» **Extracted text**:
··········
In the analysis of this case, a flexion-distraction injury was ruled out by virtue of the complete disruption of the anterior longitudinal ligament. The typical hyperflexion spine fracture-dislocation, or Chance fracture, requires a substantial force with a fixed pelvis, such as occurs in passengers wearing a lap seat belt during a motor-vehicle collision. With the typical Chance fracture, the anterior longitudinal ligament is intact and is stripped away from the bone. The combination of aortic injury and a Chance fracture is rare, with the reported cases occurring almost exclusively in adults and with the majority being seat belt injuries. In one large series of 194 aortic injuries, only six associated spine fractures were found, and only one of the six was in a child (an eight-year-old who was crushed by a farm vehicle)4. In addition, we are aware of only one report of a child with an aortic injury combined with an L2-L3 Chance fracture, a ten-year-old boy involved in a motor-vehicle collision when he was belted in the backseat21. To our knowledge, all of the other cases reported in the literature involved adults. In all of the above cases, when the aorta ruptured, the mechanism was a combination of direct and indirect forces. The direct forces involved compression or tethering of the aorta to the spine, and the indirect forces involved a rapid increase in intraluminal pressure and the resultant tensile forces, all of which had to be substantial. It is our view that, if a flexion-distraction injury had been the mechanism of injury in our patient, then the anterior longitudinal ligament would most likely have been intact and would have been only stripped from the anterior surface of the vertebral bodies. We also believe that the aorta would have been able to withstand the flexion-distraction force as it would have followed the path of the anterior longitudinal ligament, despite the autopsy findings of periosteal scarring from previous injuries. In view of the evidence of previous injuries and surrounding fibrosis, the aorta was likely tethered to the anterior longitudinal ligament and/or the bone and, as such, a hyperextension injury caused it to be stretched beyond its tensile capacity over a short segment (Fig. 4).
··········
(Structured page parsing data)
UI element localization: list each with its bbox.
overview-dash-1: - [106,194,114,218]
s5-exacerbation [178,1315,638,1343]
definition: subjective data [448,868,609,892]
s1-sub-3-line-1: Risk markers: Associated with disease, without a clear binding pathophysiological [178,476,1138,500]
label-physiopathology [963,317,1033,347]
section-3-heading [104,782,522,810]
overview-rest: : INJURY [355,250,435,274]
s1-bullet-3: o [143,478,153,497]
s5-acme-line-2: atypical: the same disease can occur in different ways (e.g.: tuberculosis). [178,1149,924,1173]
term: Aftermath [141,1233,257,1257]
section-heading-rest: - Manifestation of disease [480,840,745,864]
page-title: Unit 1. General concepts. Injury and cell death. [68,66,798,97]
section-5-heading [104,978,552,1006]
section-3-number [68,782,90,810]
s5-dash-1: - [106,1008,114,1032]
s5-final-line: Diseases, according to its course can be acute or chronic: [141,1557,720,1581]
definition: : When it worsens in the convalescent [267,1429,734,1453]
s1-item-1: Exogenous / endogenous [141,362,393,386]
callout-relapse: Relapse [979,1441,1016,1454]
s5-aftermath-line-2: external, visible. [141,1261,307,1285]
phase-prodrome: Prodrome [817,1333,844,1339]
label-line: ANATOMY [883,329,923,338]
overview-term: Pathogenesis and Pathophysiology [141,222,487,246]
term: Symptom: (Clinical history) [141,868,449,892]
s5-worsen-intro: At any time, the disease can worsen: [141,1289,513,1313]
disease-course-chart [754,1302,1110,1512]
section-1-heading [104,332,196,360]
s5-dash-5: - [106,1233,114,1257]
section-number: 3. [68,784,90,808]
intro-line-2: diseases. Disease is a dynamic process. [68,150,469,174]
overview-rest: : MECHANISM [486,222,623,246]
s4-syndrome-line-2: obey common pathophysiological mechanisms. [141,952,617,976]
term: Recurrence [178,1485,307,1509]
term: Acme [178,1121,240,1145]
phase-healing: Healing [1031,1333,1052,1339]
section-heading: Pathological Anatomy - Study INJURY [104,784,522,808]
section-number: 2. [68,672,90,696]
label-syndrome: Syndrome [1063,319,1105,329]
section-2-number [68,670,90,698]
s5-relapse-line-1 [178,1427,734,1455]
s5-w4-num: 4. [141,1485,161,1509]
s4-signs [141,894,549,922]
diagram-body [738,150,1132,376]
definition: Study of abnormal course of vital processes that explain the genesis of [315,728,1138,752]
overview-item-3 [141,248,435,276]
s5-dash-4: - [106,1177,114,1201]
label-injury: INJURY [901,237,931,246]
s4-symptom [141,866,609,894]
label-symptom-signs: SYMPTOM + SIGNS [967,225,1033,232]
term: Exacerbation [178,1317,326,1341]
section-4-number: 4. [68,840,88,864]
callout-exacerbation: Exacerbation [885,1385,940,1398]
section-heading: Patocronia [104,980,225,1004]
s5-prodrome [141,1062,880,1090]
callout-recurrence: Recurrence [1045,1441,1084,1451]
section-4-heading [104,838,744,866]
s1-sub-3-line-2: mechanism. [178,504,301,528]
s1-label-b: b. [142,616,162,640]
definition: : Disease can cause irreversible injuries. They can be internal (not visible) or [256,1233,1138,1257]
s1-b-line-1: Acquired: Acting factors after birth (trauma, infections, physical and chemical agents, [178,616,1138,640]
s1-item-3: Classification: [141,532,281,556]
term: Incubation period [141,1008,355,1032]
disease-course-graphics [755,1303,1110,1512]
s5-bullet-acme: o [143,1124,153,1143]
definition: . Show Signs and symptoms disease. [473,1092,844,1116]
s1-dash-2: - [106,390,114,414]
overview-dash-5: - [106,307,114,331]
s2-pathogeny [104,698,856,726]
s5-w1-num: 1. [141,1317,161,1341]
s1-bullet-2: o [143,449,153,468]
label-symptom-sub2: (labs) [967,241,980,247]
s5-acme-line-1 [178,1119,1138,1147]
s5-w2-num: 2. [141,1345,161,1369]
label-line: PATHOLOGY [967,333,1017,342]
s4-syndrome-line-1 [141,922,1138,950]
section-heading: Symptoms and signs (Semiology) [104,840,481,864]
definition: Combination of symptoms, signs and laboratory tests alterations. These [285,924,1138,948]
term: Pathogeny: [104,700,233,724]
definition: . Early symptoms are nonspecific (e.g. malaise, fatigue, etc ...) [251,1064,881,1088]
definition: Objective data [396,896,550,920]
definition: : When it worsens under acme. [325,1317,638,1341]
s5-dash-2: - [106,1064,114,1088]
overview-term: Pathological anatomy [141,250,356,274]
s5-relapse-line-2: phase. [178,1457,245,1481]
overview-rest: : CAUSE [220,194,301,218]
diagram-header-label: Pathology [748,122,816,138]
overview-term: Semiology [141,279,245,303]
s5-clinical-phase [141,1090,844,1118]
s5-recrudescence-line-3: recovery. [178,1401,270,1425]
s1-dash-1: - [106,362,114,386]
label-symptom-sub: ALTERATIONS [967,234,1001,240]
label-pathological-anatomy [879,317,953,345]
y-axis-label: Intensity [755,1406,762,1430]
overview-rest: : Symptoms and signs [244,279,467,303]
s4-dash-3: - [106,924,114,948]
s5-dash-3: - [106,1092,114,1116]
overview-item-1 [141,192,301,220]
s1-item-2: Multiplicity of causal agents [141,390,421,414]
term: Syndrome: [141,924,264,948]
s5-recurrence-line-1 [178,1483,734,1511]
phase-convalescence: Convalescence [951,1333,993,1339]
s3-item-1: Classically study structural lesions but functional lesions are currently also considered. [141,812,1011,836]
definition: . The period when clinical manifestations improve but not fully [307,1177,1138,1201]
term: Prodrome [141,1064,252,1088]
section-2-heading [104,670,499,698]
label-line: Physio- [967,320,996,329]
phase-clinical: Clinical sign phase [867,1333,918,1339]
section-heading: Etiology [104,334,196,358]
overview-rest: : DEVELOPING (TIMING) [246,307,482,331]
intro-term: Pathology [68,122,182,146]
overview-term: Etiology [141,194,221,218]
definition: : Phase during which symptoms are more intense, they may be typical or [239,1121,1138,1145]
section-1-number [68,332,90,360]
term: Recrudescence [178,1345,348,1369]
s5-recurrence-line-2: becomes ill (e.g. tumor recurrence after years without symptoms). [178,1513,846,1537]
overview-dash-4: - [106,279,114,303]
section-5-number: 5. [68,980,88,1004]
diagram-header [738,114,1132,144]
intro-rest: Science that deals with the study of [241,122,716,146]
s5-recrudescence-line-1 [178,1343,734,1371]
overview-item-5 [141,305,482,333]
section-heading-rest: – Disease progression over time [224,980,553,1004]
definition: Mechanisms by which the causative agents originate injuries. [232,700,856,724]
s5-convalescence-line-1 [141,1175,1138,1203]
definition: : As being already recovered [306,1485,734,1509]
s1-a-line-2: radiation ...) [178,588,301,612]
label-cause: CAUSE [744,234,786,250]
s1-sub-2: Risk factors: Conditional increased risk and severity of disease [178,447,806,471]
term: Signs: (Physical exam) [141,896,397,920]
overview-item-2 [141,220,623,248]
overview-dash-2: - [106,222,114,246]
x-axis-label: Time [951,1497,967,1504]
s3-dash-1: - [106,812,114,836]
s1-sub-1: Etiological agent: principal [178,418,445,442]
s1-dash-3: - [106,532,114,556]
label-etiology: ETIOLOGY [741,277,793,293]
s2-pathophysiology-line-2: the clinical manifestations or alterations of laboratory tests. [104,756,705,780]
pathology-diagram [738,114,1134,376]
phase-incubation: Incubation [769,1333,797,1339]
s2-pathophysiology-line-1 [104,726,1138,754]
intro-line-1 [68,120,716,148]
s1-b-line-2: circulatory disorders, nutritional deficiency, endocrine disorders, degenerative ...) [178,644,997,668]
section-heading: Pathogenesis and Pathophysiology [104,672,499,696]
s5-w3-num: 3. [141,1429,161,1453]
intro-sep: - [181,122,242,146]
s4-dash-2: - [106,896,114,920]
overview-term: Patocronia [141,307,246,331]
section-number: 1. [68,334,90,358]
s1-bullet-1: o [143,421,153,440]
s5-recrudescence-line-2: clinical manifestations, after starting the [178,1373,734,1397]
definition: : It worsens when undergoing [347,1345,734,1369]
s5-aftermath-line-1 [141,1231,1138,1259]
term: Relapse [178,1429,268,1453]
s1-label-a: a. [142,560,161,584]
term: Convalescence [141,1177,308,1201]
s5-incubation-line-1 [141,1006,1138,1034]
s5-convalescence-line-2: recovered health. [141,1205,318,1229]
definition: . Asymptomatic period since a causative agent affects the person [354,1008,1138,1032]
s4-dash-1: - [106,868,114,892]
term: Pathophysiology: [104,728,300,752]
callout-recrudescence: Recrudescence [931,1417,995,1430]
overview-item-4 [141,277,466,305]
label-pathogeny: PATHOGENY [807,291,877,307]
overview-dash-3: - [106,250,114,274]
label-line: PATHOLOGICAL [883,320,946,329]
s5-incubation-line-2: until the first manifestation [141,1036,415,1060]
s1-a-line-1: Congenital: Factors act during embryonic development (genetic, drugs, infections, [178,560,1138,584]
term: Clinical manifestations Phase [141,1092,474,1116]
··········
» **What is being asked**:
Pick up the case discussion of the aortic injury and spinal fracture right after its last sentence and carry it on.

» **Answer to this task**:
Hyperextension spinal fracture-dislocations require the application of a substantial force over a fulcrum. In the typical injury, the anterior longitudinal ligament is ruptured with substantial displacement. To our knowledge, only one such case has been reported: in a sixteen-month-old child who had an L3 fracture-dislocation and aortic rupture, presumably due to a kick in the back associated with child abuse3.
In the case that we presented, the injury essentially caused exsanguination into the retroperitoneal space, and death was rapid. It is important to note that the pediatric lumbar spine typically is flexible, compliant, and resilient to injury with day-to-day activities and/or recreational falls. After an extensive review of the literature, we found no existing benchmarks, biomechanical guidelines, or range-of-motion limits with which to gauge or estimate the extent of force required to sustain this type of injury. Nonetheless, the literature shows that sustaining a fracture-dislocation of this severity in a mature spine would require a pedestrian-motor-vehicle collision with an impact velocity of approximately 70 to 100 km/hr15.